--- Start of DOCUMENT SECTION ---

The “Milwaukee’s Beast” event was billed as a mashup fest; the tradition of crafting live-action Girl-Talk-isms is now one of the band’s calling cards. These are impressive feats of gimmickry, but Friday night’s show focused largely on extended improvisation and only a couple of cover tunes tossed in for good measure. The group concentrated on some of its heavier material for this show as well—no other prominent band in this scene can play anything resembling actual metal like Umphrey’s. It was particularly fascinating to hear these guys take a song like “Miami Virtue”—essentially upbeat synth-pop—and crank it into an aggressive attack of chugging riffs. The band never stretched out into a huge, 20-minute odyssey at any point, but the more focused bursts of jamming kept things moving along as songs drifted effortlessly into each other.

--- End of DOCUMENT SECTION ---

- STATED PROBLEM 1: According to the concert review, which essentially upbeat synth-pop song did the band crank into an aggressive attack of chugging riffs?

--- Start of EXERCISE MATERIALS ---

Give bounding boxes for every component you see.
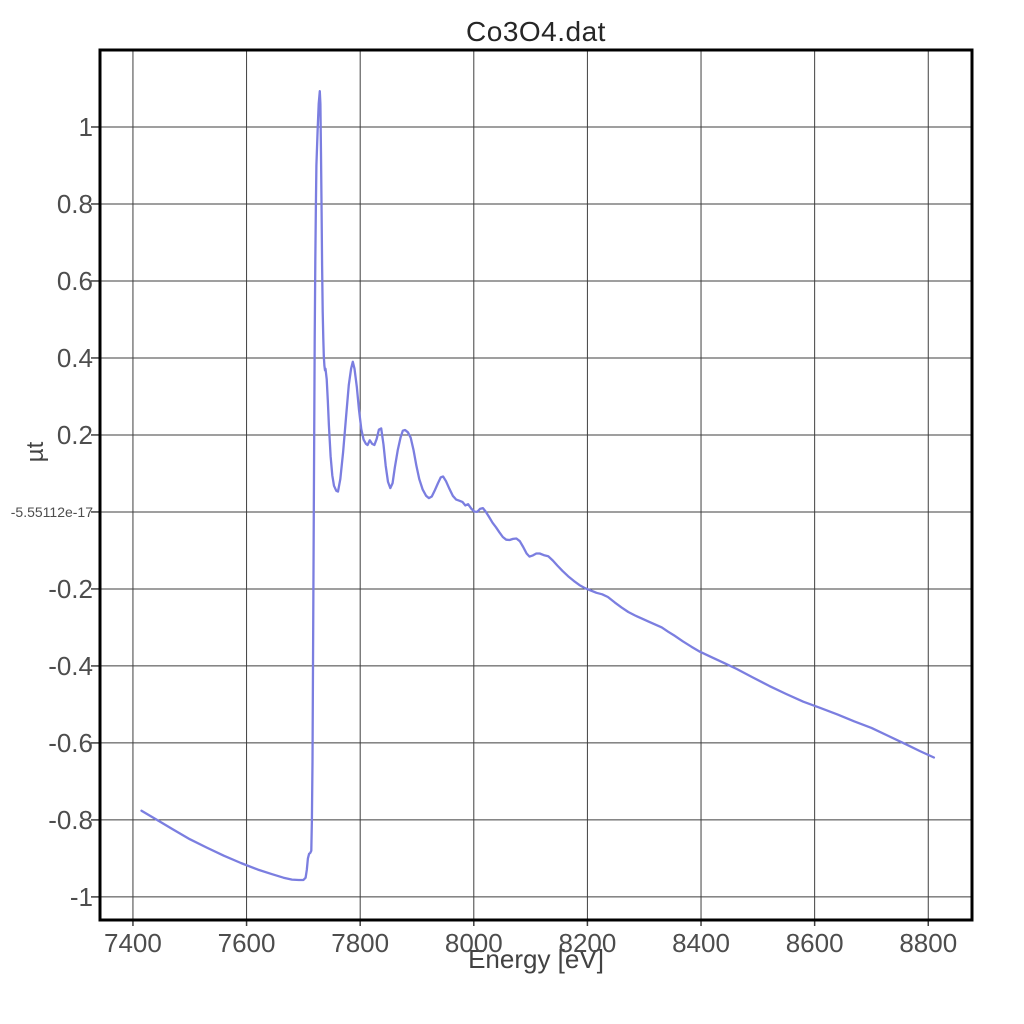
plot-border xyxy=(98,48,974,922)
y-tick-label: -0.8 xyxy=(48,804,93,835)
y-tick-label: -1 xyxy=(69,881,93,912)
y-tick-label: 0.6 xyxy=(56,265,93,296)
y-tick-label: 1 xyxy=(78,111,93,142)
x-axis-label: Energy [eV] xyxy=(468,944,604,974)
y-tick-label: 0.2 xyxy=(56,419,93,450)
x-tick-label: 7600 xyxy=(217,928,276,958)
x-tick-label: 8800 xyxy=(899,928,958,958)
x-tick-label: 8600 xyxy=(785,928,844,958)
y-tick-label: -5.55112e-17 xyxy=(10,503,93,520)
y-tick-label: 0.8 xyxy=(56,188,93,219)
chart-title: Co3O4.dat xyxy=(466,16,606,47)
y-tick-label: -0.2 xyxy=(48,573,93,604)
y-tick-label: 0.4 xyxy=(56,342,93,373)
y-tick-label: -0.4 xyxy=(48,650,93,681)
x-tick-label: 8000 xyxy=(444,928,503,958)
y-tick-label: -0.6 xyxy=(48,727,93,758)
data-line xyxy=(140,90,936,882)
x-tick-label: 8200 xyxy=(558,928,617,958)
x-tick-label: 8400 xyxy=(672,928,730,958)
x-tick-label: 7400 xyxy=(104,928,162,958)
x-tick-label: 7800 xyxy=(331,928,390,958)
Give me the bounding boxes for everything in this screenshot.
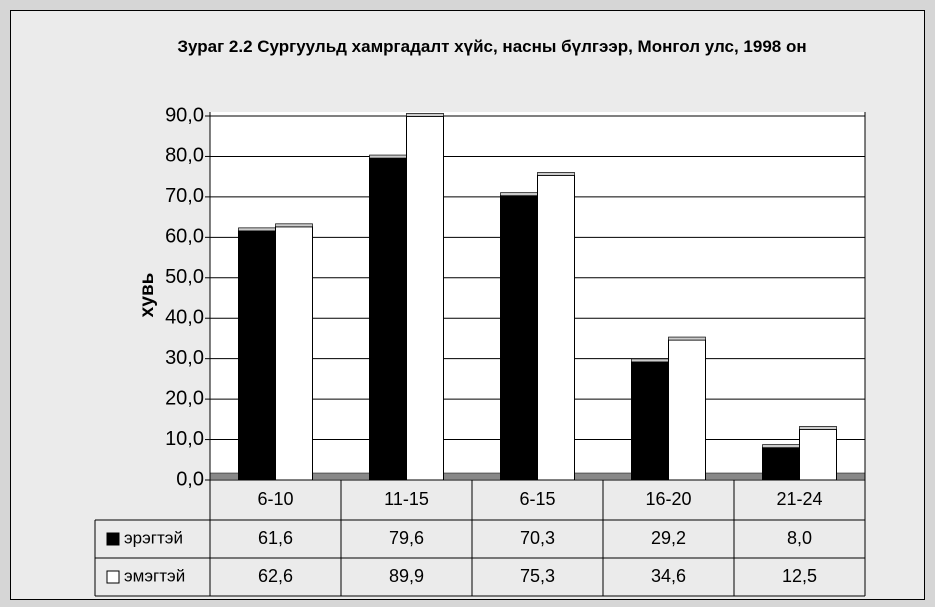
bar-top [238,227,276,232]
bar-top [500,192,538,197]
x-tick-label: 11-15 [384,489,429,509]
y-axis-label: хувь [137,273,158,318]
bar-top [369,154,407,159]
y-tick-label: 70,0 [165,185,204,207]
y-tick-label: 80,0 [165,145,204,167]
x-tick-label: 16-20 [645,489,691,509]
table-value: 12,5 [782,566,817,586]
bar-top [275,223,313,228]
bar [275,226,313,481]
bar [668,339,706,481]
bar-top [631,358,669,363]
y-tick-label: 50,0 [165,266,204,288]
bar [799,428,837,481]
x-tick-label: 6-10 [257,489,293,509]
table-value: 34,6 [651,566,686,586]
table-value: 75,3 [520,566,555,586]
y-tick-label: 10,0 [165,428,204,450]
bar [762,447,800,481]
bar [631,361,669,481]
y-tick-label: 60,0 [165,226,204,248]
bar [406,115,444,481]
y-tick-label: 40,0 [165,307,204,329]
bar-top [799,426,837,430]
y-tick-label: 0,0 [176,468,204,490]
legend-label: эмэгтэй [124,566,185,585]
table-value: 89,9 [389,566,424,586]
y-tick-label: 90,0 [165,104,204,126]
bar-top [762,444,800,448]
bar-top [668,336,706,341]
bar [369,157,407,481]
table-value: 29,2 [651,528,686,548]
legend-swatch [106,532,120,546]
table-value: 62,6 [258,566,293,586]
bar [537,174,575,481]
table-value: 61,6 [258,528,293,548]
legend-label: эрэгтэй [124,528,183,547]
x-tick-label: 21-24 [776,489,822,509]
y-tick-label: 20,0 [165,387,204,409]
bar-top [537,172,575,176]
y-tick-label: 30,0 [165,347,204,369]
table-value: 8,0 [787,528,812,548]
bar [500,195,538,481]
table-value: 79,6 [389,528,424,548]
bar [238,230,276,481]
table-value: 70,3 [520,528,555,548]
legend-swatch [106,570,120,584]
x-tick-label: 6-15 [519,489,555,509]
bar-top [406,113,444,117]
chart-title: Зураг 2.2 Сургуульд хамргадалт хүйс, нас… [177,37,806,56]
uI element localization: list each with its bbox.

--- End of EXERCISE MATERIALS ---

- STATED PROBLEM 2: Copy word for word the lines of the records starting at the one containing "plot-border xyxy=(98,48,974,922)" and ending at the one containing "x-tick-label: 7800 xyxy=(331,928,390,958)".

- EXERCISE RESPONSE 1: "Miami Virtue"

- EXERCISE RESPONSE 2:
plot-border xyxy=(98,48,974,922)
y-tick-label: -0.8 xyxy=(48,804,93,835)
y-tick-label: -1 xyxy=(69,881,93,912)
y-tick-label: 0.6 xyxy=(56,265,93,296)
y-tick-label: 1 xyxy=(78,111,93,142)
x-axis-label: Energy [eV] xyxy=(468,944,604,974)
y-tick-label: 0.2 xyxy=(56,419,93,450)
x-tick-label: 7600 xyxy=(217,928,276,958)
x-tick-label: 8800 xyxy=(899,928,958,958)
x-tick-label: 8600 xyxy=(785,928,844,958)
y-tick-label: -5.55112e-17 xyxy=(10,503,93,520)
y-tick-label: 0.8 xyxy=(56,188,93,219)
chart-title: Co3O4.dat xyxy=(466,16,606,47)
y-tick-label: -0.2 xyxy=(48,573,93,604)
y-tick-label: 0.4 xyxy=(56,342,93,373)
y-tick-label: -0.4 xyxy=(48,650,93,681)
x-tick-label: 8000 xyxy=(444,928,503,958)
y-tick-label: -0.6 xyxy=(48,727,93,758)
data-line xyxy=(140,90,936,882)
x-tick-label: 8200 xyxy=(558,928,617,958)
x-tick-label: 8400 xyxy=(672,928,730,958)
x-tick-label: 7400 xyxy=(104,928,162,958)
x-tick-label: 7800 xyxy=(331,928,390,958)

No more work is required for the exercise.